* **Written instruction**: Examine the records and identify each line that includes the string "omniORB". Copy those lines.

Records:
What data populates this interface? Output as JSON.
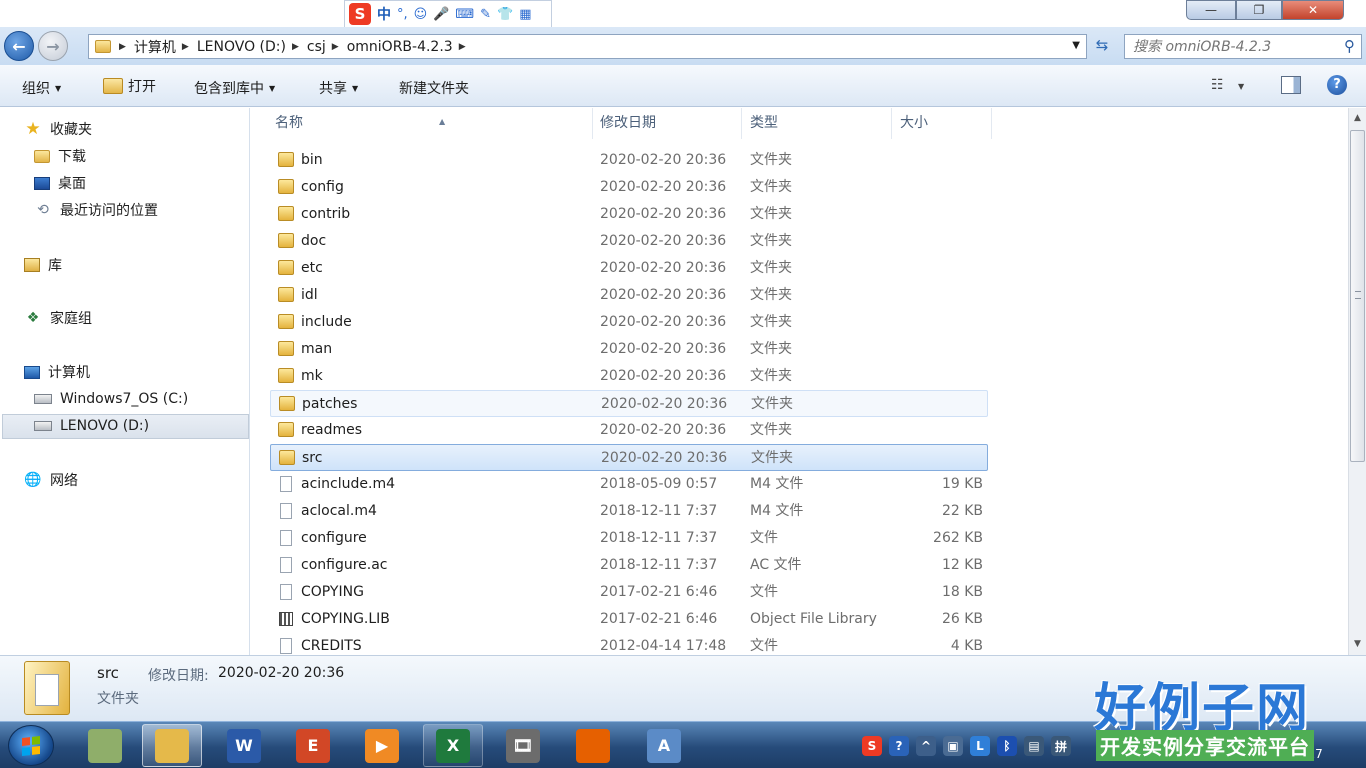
{
  "ime": {
    "logo": "S",
    "mode": "中",
    "icons": [
      "punctuation-icon",
      "emoji-icon",
      "voice-icon",
      "keyboard-icon",
      "tools-icon",
      "skin-icon",
      "grid-icon"
    ]
  },
  "caption": {
    "minimize": "—",
    "maximize": "❐",
    "close": "✕"
  },
  "address": {
    "breadcrumbs": [
      "计算机",
      "LENOVO (D:)",
      "csj",
      "omniORB-4.2.3"
    ],
    "search_placeholder": "搜索 omniORB-4.2.3"
  },
  "toolbar": {
    "organize": "组织",
    "open": "打开",
    "include_library": "包含到库中",
    "share": "共享",
    "new_folder": "新建文件夹"
  },
  "nav": {
    "favorites": "收藏夹",
    "downloads": "下载",
    "desktop": "桌面",
    "recent": "最近访问的位置",
    "libraries": "库",
    "homegroup": "家庭组",
    "computer": "计算机",
    "drive_c": "Windows7_OS (C:)",
    "drive_d": "LENOVO (D:)",
    "network": "网络"
  },
  "columns": {
    "name": "名称",
    "modified": "修改日期",
    "type": "类型",
    "size": "大小"
  },
  "files": [
    {
      "name": "bin",
      "date": "2020-02-20 20:36",
      "type": "文件夹",
      "size": "",
      "kind": "folder"
    },
    {
      "name": "config",
      "date": "2020-02-20 20:36",
      "type": "文件夹",
      "size": "",
      "kind": "folder"
    },
    {
      "name": "contrib",
      "date": "2020-02-20 20:36",
      "type": "文件夹",
      "size": "",
      "kind": "folder"
    },
    {
      "name": "doc",
      "date": "2020-02-20 20:36",
      "type": "文件夹",
      "size": "",
      "kind": "folder"
    },
    {
      "name": "etc",
      "date": "2020-02-20 20:36",
      "type": "文件夹",
      "size": "",
      "kind": "folder"
    },
    {
      "name": "idl",
      "date": "2020-02-20 20:36",
      "type": "文件夹",
      "size": "",
      "kind": "folder"
    },
    {
      "name": "include",
      "date": "2020-02-20 20:36",
      "type": "文件夹",
      "size": "",
      "kind": "folder"
    },
    {
      "name": "man",
      "date": "2020-02-20 20:36",
      "type": "文件夹",
      "size": "",
      "kind": "folder"
    },
    {
      "name": "mk",
      "date": "2020-02-20 20:36",
      "type": "文件夹",
      "size": "",
      "kind": "folder"
    },
    {
      "name": "patches",
      "date": "2020-02-20 20:36",
      "type": "文件夹",
      "size": "",
      "kind": "folder",
      "state": "hover"
    },
    {
      "name": "readmes",
      "date": "2020-02-20 20:36",
      "type": "文件夹",
      "size": "",
      "kind": "folder"
    },
    {
      "name": "src",
      "date": "2020-02-20 20:36",
      "type": "文件夹",
      "size": "",
      "kind": "folder",
      "state": "selected"
    },
    {
      "name": "acinclude.m4",
      "date": "2018-05-09 0:57",
      "type": "M4 文件",
      "size": "19 KB",
      "kind": "file"
    },
    {
      "name": "aclocal.m4",
      "date": "2018-12-11 7:37",
      "type": "M4 文件",
      "size": "22 KB",
      "kind": "file"
    },
    {
      "name": "configure",
      "date": "2018-12-11 7:37",
      "type": "文件",
      "size": "262 KB",
      "kind": "file"
    },
    {
      "name": "configure.ac",
      "date": "2018-12-11 7:37",
      "type": "AC 文件",
      "size": "12 KB",
      "kind": "file"
    },
    {
      "name": "COPYING",
      "date": "2017-02-21 6:46",
      "type": "文件",
      "size": "18 KB",
      "kind": "file"
    },
    {
      "name": "COPYING.LIB",
      "date": "2017-02-21 6:46",
      "type": "Object File Library",
      "size": "26 KB",
      "kind": "library"
    },
    {
      "name": "CREDITS",
      "date": "2012-04-14 17:48",
      "type": "文件",
      "size": "4 KB",
      "kind": "file"
    }
  ],
  "details": {
    "name": "src",
    "modified_label": "修改日期:",
    "modified_value": "2020-02-20 20:36",
    "type": "文件夹"
  },
  "taskbar": {
    "apps": [
      {
        "id": "taskbar-app-notes",
        "label": "",
        "color": "#8fae6a"
      },
      {
        "id": "taskbar-app-explorer",
        "label": "",
        "color": "#e5b94a",
        "state": "active"
      },
      {
        "id": "taskbar-app-word",
        "label": "W",
        "color": "#2b5aa8"
      },
      {
        "id": "taskbar-app-powerpoint-viewer",
        "label": "E",
        "color": "#d24726"
      },
      {
        "id": "taskbar-app-media-player",
        "label": "▶",
        "color": "#f08a24"
      },
      {
        "id": "taskbar-app-excel",
        "label": "X",
        "color": "#1f7a3d",
        "state": "open"
      },
      {
        "id": "taskbar-app-video",
        "label": "🎞",
        "color": "#6c6c6c"
      },
      {
        "id": "taskbar-app-firefox",
        "label": "",
        "color": "#e66000"
      },
      {
        "id": "taskbar-app-document",
        "label": "A",
        "color": "#5b8bc7"
      }
    ],
    "tray": [
      {
        "id": "sogou-tray-icon",
        "label": "S",
        "color": "#ee3a24"
      },
      {
        "id": "help-tray-icon",
        "label": "?",
        "color": "#2a63b8"
      },
      {
        "id": "arrow-tray-icon",
        "label": "^",
        "color": "#3d5f8a"
      },
      {
        "id": "device-tray-icon",
        "label": "▣",
        "color": "#4a6b93"
      },
      {
        "id": "l-tray-icon",
        "label": "L",
        "color": "#2f7fd8"
      },
      {
        "id": "bluetooth-tray-icon",
        "label": "ᛒ",
        "color": "#1c4fb0"
      },
      {
        "id": "network-tray-icon",
        "label": "▤",
        "color": "#3a5878"
      },
      {
        "id": "ime-tray-icon",
        "label": "拼",
        "color": "#3a5878"
      }
    ],
    "clock": "2020-10-17"
  },
  "watermark": {
    "title": "好例子网",
    "subtitle": "开发实例分享交流平台"
  }
}
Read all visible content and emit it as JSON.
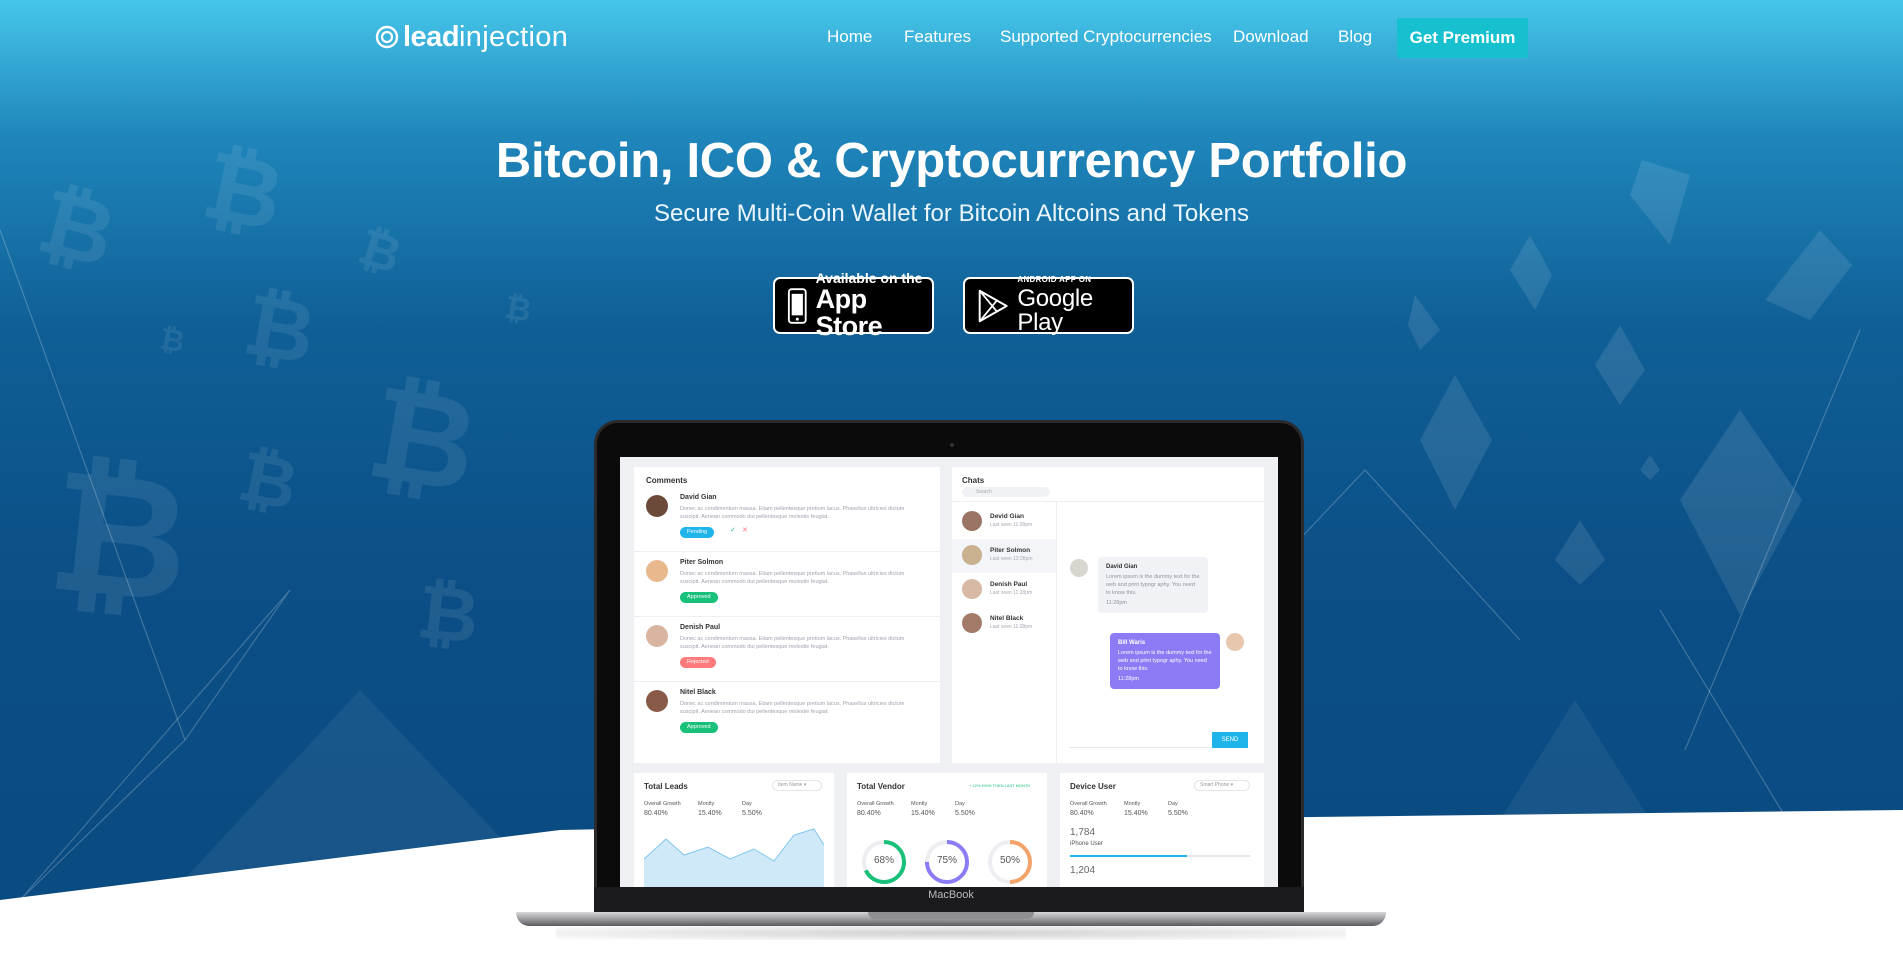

* **Solution to this task**:
      "omniORB-4.2.3"
    "search_placeholder": "搜索 omniORB-4.2.3"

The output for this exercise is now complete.